** Task item A **
Shorten the paragraph in the essay about a son and public restrooms that begins "My point—and my struggle—is," and keep its main facts.
** Task item B **
Copy the restroom essay word for word from "Imagine this line" to "seem altogether lacking.".
** Task item C **
Write the next part of the essay about a son using public restrooms, starting right after its last sentence.

Source text section start

By: Shannon Ralph
“I see penises.”
Imagine this line delivered with the same lack of inflection use by the little boy in The Sixth Sense who said “I see dead people.”
This is the reaction I received from my son recently when I let him use a public men’s room. Never mind that we were in a restaurant and his “I see penises” comment was issued rather loudly.
At the dinner table.
Surrounded by people trying to eat.
Never mind all of that.
My point is that my little boy came back to the table disturbed at having seen penises at the urinal in the men’s room. My son is eight years old. I am sure, by comparison, his own penis would seem altogether lacking.
But penis size is also not the point.
My point—and my struggle—is that I am trying to decide at what age it is appropriate for my son to use a public men’s room alone. Being one half of the parents in a lesbian family, I can’t accompany him to the men’s restroom, and he has reached the age where accompanying me to the women’s restroom no longer possesses that same sweet aura of mystique it once had. He rarely wants to hold my hand anymore. Peeing in the stall next to me really isn’t high on his TO DO list.

Source text section end
Supplied information section start

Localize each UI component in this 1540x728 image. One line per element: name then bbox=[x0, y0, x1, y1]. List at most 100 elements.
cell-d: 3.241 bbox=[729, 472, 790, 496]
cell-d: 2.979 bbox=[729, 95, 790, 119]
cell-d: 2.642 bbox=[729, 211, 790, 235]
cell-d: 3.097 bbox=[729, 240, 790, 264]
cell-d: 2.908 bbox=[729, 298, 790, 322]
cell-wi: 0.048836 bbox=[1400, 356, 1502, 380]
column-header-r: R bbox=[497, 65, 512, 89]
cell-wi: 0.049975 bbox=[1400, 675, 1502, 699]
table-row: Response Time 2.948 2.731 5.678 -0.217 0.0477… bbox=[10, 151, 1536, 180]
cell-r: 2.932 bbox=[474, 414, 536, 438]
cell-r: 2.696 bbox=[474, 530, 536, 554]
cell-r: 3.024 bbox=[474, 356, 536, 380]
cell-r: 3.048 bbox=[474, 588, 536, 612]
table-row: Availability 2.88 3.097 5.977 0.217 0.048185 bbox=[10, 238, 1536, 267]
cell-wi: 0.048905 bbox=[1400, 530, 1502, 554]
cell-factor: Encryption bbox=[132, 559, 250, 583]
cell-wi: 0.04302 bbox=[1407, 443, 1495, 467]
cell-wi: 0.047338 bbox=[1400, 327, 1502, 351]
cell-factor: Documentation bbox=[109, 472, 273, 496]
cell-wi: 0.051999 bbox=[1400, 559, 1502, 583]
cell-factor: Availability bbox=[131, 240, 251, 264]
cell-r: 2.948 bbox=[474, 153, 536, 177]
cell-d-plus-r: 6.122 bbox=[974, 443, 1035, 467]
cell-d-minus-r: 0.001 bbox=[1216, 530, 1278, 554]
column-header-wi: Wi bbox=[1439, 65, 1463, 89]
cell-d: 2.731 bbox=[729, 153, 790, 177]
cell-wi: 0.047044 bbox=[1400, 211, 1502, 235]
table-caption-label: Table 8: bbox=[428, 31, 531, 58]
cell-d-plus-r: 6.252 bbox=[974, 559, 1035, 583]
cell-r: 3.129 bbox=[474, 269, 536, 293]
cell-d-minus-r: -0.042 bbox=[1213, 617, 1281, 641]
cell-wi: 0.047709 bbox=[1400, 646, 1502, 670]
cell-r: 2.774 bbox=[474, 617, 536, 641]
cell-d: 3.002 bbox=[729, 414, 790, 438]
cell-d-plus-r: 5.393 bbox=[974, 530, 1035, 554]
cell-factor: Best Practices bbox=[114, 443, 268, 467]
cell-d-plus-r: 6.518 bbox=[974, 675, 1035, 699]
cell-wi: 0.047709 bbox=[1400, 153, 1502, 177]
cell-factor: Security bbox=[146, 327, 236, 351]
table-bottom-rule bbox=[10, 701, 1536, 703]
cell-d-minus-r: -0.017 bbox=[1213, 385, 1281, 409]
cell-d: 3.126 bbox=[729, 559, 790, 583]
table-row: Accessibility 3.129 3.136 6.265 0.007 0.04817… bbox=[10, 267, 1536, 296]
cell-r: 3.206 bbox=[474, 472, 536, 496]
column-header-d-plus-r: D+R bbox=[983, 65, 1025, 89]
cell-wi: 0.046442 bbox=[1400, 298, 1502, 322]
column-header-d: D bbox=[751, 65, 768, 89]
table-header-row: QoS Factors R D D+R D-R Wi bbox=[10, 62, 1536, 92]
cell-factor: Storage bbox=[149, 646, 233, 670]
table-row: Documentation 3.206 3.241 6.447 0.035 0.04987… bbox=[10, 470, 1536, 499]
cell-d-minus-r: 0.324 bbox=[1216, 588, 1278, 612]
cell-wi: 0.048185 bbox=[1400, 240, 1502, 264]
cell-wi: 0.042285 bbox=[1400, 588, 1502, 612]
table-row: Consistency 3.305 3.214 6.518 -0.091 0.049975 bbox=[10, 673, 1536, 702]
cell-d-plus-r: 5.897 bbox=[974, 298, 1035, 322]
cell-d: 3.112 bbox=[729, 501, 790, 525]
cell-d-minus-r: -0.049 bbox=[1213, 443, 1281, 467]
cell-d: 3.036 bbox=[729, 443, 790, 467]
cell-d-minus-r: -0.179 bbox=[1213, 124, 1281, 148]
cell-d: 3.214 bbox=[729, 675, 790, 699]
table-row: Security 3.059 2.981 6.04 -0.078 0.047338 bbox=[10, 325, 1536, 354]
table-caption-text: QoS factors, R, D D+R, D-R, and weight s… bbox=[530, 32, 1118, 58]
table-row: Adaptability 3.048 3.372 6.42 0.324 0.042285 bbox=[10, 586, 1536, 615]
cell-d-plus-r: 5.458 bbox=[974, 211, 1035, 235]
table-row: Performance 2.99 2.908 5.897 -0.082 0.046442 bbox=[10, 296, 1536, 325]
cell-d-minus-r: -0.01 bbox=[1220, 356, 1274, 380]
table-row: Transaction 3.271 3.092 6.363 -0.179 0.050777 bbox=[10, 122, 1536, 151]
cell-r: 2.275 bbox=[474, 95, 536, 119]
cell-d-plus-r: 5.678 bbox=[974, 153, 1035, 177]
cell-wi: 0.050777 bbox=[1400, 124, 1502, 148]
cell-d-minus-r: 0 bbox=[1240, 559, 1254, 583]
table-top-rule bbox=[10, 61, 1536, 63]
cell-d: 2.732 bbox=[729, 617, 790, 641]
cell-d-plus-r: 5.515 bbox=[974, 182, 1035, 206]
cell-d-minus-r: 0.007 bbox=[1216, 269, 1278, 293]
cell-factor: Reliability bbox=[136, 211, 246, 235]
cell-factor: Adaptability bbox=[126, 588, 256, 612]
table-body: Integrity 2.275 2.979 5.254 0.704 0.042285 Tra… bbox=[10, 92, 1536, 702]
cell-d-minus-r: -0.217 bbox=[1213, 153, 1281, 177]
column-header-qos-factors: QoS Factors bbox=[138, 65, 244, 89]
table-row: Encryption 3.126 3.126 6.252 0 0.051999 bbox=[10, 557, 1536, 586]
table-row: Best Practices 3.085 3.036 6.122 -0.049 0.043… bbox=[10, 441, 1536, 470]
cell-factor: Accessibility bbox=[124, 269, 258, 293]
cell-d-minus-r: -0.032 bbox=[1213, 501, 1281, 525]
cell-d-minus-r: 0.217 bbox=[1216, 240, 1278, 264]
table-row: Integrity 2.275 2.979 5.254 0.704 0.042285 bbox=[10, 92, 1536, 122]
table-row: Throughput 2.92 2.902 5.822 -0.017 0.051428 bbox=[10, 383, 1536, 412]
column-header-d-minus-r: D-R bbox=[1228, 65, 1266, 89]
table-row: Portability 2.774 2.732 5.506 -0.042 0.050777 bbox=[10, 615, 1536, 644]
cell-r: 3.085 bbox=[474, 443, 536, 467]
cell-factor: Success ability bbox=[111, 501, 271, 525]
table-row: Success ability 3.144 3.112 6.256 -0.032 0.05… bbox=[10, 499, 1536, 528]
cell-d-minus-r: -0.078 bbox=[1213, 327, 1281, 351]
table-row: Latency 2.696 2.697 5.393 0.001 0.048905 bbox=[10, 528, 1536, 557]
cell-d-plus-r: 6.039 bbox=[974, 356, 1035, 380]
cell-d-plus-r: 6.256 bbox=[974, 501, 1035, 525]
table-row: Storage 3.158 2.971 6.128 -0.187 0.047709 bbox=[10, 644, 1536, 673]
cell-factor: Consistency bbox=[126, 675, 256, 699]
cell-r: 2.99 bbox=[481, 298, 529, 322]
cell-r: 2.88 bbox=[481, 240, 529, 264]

Supplied information section end

** Task response A **
The writer's struggle is deciding when a son is old enough to use a public men's room alone. As one of two parents in a lesbian family, the writer can't go into the men's room with him. At eight, he no longer enjoys coming along to the women's restroom. He rarely wants his hand held and doesn't want to pee in the stall next to his parent.

** Task response B **
Imagine this line delivered with the same lack of inflection use by the little boy in The Sixth Sense who said “I see dead people.”
This is the reaction I received from my son recently when I let him use a public men’s room. Never mind that we were in a restaurant and his “I see penises” comment was issued rather loudly.
At the dinner table.
Surrounded by people trying to eat.
Never mind all of that.
My point is that my little boy came back to the table disturbed at having seen penises at the urinal in the men’s room. My son is eight years old. I am sure, by comparison, his own penis would seem altogether lacking.

** Task response C **
Now, I know some perfectly lovely men who whip it out at the urinal on a daily basis. Men I respect. Men I love. Men I trust completely.
But I am leery of sending my son off to the men’s room all alone with strangers. I mean, I am pretty certain most of the men who use the urinals in the men’s room are, like my friends, there for one purpose only. And they are probably as inclined to get out of there quickly as my son is.
But I don’t know these men.
I don’t know these penises my son speaks of.
I have no control over them.
And I think that is my biggest problem with the men’s room. At eight years old, I still want to control the world my son inhabits. I want it to be a place full of happiness. And love. And comfort. And butterflies. And puppies. And fuzzy bunnies. And unicorns that fart pixie dust.
But most of all, I want it to be a safe world.
I assume, as a general rule, men’s public restrooms are safe. But I look at my son—a tiny blonde wisp of a boy—and I just can’t bring myself to take that risk.
At some point, we have to give our beloved children over to society. We have to hand them to the urinals of the world and pray that they are okay.
But that time is not now.
That place is not the men’s room.
Maybe next year, but for the time being, my son will continue peeing in the stall next to his mommy.
I’ll happily pay his future therapy bills.